WORK TO DO
Find how many lines in the data below mention "ciepła". Give the number only.

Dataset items
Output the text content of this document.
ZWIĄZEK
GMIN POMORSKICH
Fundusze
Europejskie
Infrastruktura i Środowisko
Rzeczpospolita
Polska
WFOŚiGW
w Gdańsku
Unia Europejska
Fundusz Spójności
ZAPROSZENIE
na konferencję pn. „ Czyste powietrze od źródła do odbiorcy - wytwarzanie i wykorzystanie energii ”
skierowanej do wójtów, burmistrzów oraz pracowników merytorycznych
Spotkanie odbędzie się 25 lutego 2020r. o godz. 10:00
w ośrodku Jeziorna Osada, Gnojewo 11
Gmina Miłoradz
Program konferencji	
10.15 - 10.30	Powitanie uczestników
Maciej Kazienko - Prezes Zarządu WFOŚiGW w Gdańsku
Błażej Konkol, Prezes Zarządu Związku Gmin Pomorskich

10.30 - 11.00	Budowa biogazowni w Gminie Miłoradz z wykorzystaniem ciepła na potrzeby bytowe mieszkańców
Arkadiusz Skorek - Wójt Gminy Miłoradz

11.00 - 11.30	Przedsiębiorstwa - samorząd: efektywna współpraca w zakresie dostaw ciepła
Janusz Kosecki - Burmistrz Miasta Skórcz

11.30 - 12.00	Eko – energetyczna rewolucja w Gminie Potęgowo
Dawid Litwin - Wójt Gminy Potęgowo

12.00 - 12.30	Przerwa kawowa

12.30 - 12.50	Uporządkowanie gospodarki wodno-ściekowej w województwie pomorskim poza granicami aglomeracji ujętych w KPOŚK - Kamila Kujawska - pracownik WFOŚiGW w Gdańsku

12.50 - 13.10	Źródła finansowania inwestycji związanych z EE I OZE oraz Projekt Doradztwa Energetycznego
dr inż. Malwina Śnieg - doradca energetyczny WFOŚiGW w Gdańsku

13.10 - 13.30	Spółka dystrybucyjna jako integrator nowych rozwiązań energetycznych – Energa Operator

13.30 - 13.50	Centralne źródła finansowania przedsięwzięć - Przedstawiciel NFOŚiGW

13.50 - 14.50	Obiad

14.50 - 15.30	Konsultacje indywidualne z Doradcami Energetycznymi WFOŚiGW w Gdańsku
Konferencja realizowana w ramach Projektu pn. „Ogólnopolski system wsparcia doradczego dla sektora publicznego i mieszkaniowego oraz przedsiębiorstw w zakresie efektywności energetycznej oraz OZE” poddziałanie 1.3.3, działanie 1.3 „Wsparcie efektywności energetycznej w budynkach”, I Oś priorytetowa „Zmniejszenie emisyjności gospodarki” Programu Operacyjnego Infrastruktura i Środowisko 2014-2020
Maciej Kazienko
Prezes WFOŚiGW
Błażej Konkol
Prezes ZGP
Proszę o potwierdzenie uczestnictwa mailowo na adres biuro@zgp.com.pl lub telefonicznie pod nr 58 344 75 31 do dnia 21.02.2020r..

TASK RESPONSE
2